PROBLEM TO WORK ON -> Check each line of the records below and collect those that include the word "color".

DATA FOR THE TASK ->
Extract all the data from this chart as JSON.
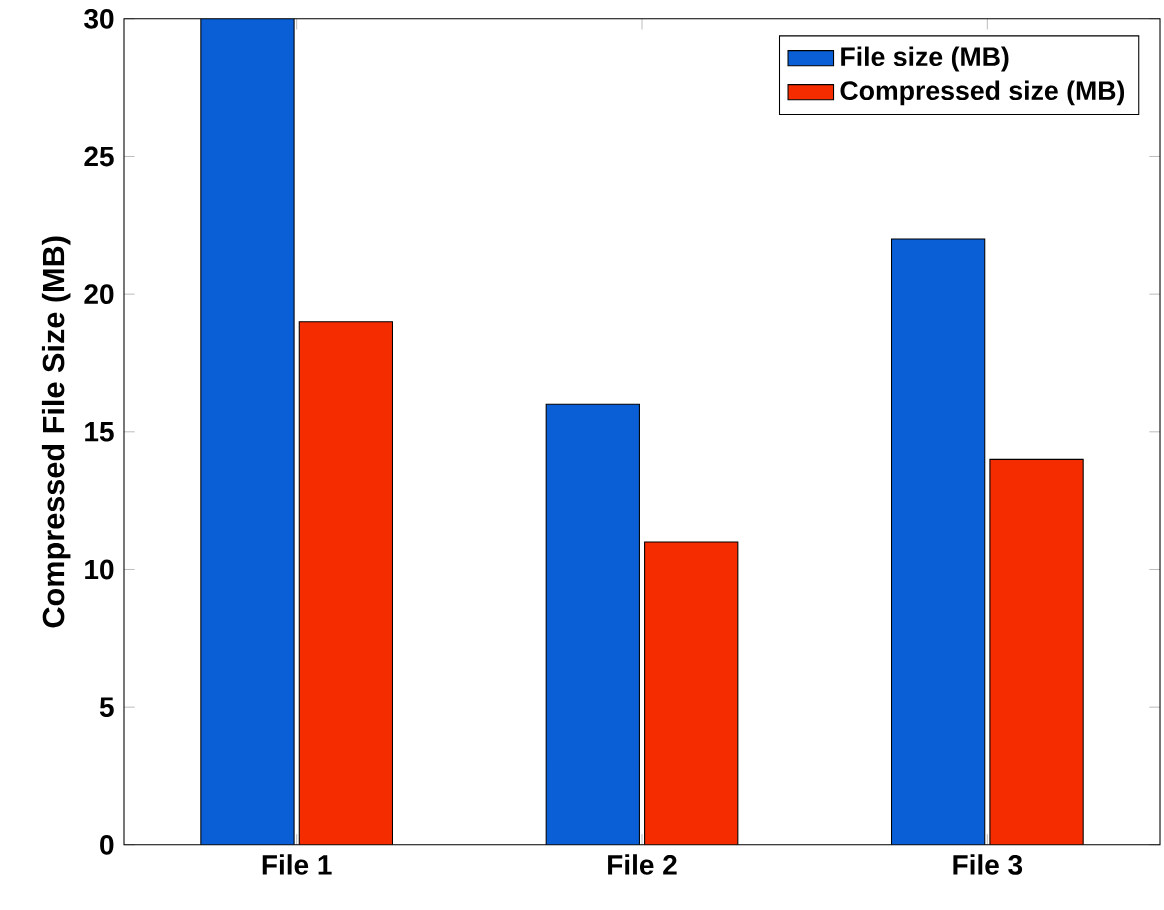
{
  "chart_data": {
    "type": "bar",
    "ylabel": "Compressed File Size (MB)",
    "categories": [
      "File 1",
      "File 2",
      "File 3"
    ],
    "series": [
      {
        "name": "File size (MB)",
        "color": "#0a5fd6",
        "values": [
          30,
          16,
          22
        ]
      },
      {
        "name": "Compressed size (MB)",
        "color": "#f52c00",
        "values": [
          19,
          11,
          14
        ]
      }
    ],
    "ylim": [
      0,
      30
    ],
    "yticks": [
      0,
      5,
      10,
      15,
      20,
      25,
      30
    ],
    "legend": "top right",
    "grid": false
  }
}
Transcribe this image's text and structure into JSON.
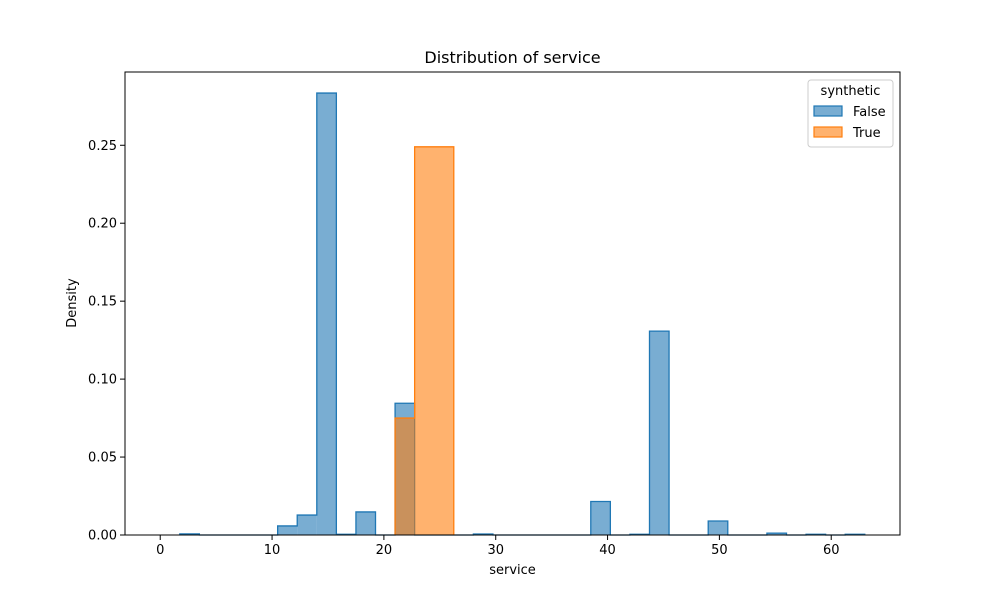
{
  "chart_data": {
    "type": "histogram",
    "title": "Distribution of service",
    "xlabel": "service",
    "ylabel": "Density",
    "xlim": [
      -3.15,
      66.15
    ],
    "ylim": [
      0,
      0.297
    ],
    "xticks": [
      0,
      10,
      20,
      30,
      40,
      50,
      60
    ],
    "yticks": [
      0.0,
      0.05,
      0.1,
      0.15,
      0.2,
      0.25
    ],
    "legend": {
      "title": "synthetic",
      "placement": "top-right",
      "entries": [
        "False",
        "True"
      ]
    },
    "series": [
      {
        "name": "False",
        "color": "#1f77b4",
        "bins": [
          {
            "x0": 1.75,
            "x1": 3.5,
            "y": 0.0007
          },
          {
            "x0": 10.5,
            "x1": 12.25,
            "y": 0.0058
          },
          {
            "x0": 12.25,
            "x1": 14.0,
            "y": 0.0128
          },
          {
            "x0": 14.0,
            "x1": 15.75,
            "y": 0.2835
          },
          {
            "x0": 15.75,
            "x1": 17.5,
            "y": 0.0005
          },
          {
            "x0": 17.5,
            "x1": 19.25,
            "y": 0.0148
          },
          {
            "x0": 21.0,
            "x1": 22.75,
            "y": 0.0845
          },
          {
            "x0": 28.0,
            "x1": 29.75,
            "y": 0.0006
          },
          {
            "x0": 38.5,
            "x1": 40.25,
            "y": 0.0215
          },
          {
            "x0": 42.0,
            "x1": 43.75,
            "y": 0.0005
          },
          {
            "x0": 43.75,
            "x1": 45.5,
            "y": 0.1308
          },
          {
            "x0": 49.0,
            "x1": 50.75,
            "y": 0.009
          },
          {
            "x0": 54.25,
            "x1": 56.0,
            "y": 0.0012
          },
          {
            "x0": 57.75,
            "x1": 59.5,
            "y": 0.0005
          },
          {
            "x0": 61.25,
            "x1": 63.0,
            "y": 0.0005
          }
        ]
      },
      {
        "name": "True",
        "color": "#ff7f0e",
        "bins": [
          {
            "x0": 21.0,
            "x1": 22.75,
            "y": 0.075
          },
          {
            "x0": 22.75,
            "x1": 26.25,
            "y": 0.249
          }
        ]
      }
    ]
  }
}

FINAL RESULT ->
        "color": "#0a5fd6",
        "color": "#f52c00",
        "color": "#1f77b4",
        "color": "#ff7f0e",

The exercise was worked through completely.